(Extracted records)
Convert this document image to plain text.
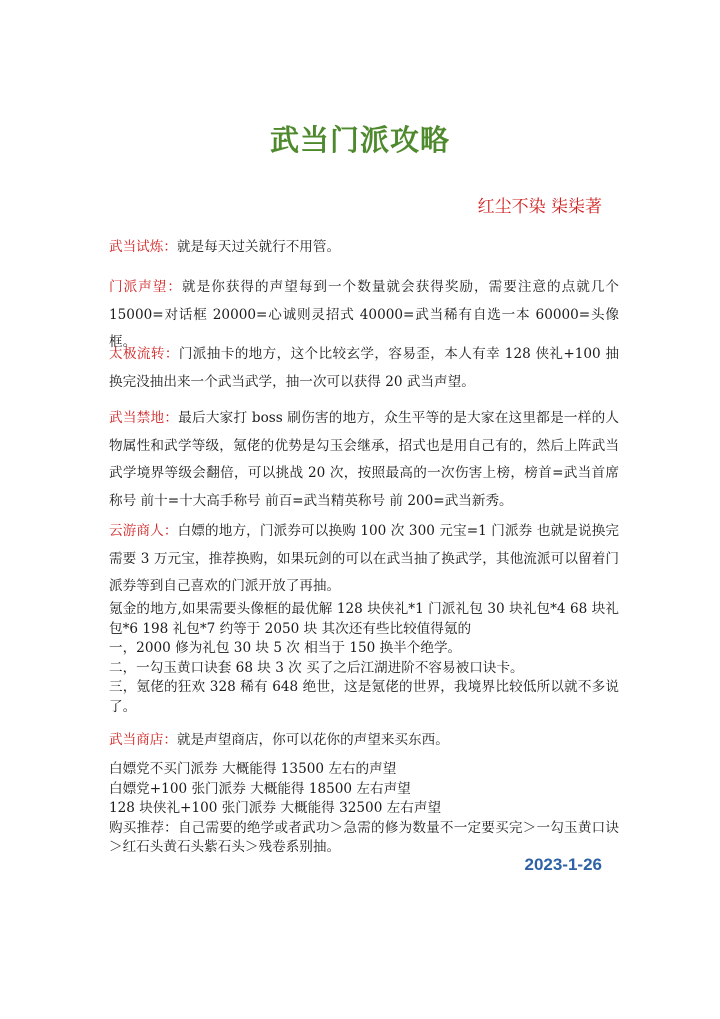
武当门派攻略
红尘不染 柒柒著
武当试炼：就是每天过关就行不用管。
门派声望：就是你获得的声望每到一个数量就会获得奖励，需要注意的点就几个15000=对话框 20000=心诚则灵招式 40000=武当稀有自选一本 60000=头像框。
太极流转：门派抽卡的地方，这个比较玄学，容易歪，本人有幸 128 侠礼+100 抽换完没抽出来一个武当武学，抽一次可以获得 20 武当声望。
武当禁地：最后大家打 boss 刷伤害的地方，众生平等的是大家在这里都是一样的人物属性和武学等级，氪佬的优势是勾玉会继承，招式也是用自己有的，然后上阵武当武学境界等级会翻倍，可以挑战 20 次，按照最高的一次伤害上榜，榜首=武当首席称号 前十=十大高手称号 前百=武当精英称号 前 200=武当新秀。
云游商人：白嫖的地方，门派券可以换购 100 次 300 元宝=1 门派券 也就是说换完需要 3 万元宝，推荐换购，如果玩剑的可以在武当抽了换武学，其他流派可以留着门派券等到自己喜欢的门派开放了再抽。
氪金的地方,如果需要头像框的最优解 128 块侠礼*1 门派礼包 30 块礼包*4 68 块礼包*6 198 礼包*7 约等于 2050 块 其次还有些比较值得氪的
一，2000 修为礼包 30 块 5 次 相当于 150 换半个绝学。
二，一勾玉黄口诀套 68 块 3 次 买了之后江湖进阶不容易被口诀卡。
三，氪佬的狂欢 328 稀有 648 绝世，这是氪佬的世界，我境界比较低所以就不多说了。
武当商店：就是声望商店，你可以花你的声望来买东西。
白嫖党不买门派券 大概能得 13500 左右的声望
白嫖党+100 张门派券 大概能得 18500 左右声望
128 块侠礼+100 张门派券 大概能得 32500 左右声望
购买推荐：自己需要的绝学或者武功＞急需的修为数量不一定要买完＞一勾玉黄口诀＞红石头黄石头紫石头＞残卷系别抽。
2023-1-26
--
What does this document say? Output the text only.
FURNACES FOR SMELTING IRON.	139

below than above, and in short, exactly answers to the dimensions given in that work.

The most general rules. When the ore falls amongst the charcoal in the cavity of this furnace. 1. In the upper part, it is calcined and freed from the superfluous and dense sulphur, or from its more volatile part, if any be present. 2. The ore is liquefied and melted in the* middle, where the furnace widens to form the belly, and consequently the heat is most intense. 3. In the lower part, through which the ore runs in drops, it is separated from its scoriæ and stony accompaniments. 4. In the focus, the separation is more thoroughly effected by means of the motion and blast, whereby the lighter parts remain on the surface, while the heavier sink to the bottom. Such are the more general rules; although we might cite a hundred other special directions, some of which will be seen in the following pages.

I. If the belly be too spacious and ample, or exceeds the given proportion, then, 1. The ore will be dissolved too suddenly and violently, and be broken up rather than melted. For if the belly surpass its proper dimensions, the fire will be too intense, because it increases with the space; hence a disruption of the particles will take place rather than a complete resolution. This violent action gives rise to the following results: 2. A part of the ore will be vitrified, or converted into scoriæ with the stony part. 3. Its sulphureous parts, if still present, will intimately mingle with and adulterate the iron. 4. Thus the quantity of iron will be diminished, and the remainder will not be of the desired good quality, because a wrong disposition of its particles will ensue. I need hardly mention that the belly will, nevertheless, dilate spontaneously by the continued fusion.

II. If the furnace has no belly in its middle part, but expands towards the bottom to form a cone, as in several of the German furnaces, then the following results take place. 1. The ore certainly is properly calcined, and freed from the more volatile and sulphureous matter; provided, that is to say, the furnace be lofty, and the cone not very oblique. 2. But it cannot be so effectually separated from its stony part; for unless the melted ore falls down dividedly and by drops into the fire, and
* * *
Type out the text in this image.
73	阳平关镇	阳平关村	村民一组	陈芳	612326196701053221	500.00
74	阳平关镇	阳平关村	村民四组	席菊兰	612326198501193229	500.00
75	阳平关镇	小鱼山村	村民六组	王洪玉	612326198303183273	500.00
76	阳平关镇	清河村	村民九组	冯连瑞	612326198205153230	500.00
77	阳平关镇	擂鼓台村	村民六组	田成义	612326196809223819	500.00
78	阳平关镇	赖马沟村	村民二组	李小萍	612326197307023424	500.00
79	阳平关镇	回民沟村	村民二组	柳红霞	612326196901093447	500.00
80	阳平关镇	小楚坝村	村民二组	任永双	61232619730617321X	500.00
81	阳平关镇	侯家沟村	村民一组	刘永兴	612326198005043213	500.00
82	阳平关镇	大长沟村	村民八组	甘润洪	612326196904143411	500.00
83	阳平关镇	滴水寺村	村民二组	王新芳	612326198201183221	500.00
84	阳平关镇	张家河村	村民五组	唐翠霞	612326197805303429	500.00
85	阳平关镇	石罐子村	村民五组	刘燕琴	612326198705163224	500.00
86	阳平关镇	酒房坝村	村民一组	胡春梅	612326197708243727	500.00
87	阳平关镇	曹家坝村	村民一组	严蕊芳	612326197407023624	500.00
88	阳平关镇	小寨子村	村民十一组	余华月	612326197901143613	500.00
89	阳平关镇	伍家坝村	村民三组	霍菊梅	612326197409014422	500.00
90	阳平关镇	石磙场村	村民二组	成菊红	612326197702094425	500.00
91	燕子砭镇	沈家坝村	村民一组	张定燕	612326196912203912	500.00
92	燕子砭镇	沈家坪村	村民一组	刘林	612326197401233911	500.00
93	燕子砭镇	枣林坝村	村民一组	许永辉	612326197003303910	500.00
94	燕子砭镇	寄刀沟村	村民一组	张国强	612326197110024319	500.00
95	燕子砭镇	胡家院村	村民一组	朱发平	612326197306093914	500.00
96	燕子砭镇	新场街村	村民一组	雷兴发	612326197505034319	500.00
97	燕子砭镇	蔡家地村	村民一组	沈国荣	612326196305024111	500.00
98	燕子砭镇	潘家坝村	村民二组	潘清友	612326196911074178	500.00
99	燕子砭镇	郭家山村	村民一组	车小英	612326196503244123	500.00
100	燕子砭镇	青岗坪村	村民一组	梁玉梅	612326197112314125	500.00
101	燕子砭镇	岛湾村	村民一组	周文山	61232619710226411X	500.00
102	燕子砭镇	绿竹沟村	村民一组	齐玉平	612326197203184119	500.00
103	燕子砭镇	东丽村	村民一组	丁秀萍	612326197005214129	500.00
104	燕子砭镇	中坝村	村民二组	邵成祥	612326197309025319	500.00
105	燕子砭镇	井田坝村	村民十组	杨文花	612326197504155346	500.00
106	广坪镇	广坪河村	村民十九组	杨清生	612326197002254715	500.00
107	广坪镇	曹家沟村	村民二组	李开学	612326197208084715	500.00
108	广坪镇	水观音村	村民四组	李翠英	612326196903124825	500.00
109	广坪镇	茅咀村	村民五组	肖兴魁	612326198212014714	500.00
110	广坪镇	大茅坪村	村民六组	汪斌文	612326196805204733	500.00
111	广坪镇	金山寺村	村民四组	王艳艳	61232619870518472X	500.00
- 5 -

AIM OF THE EXERCISE: Gather and copy every line of the data in which the string "村民四组" is found.

WORKED SOLUTION:
74	阳平关镇	阳平关村	村民四组	席菊兰	612326198501193229	500.00
108	广坪镇	水观音村	村民四组	李翠英	612326196903124825	500.00
111	广坪镇	金山寺村	村民四组	王艳艳	61232619870518472X	500.00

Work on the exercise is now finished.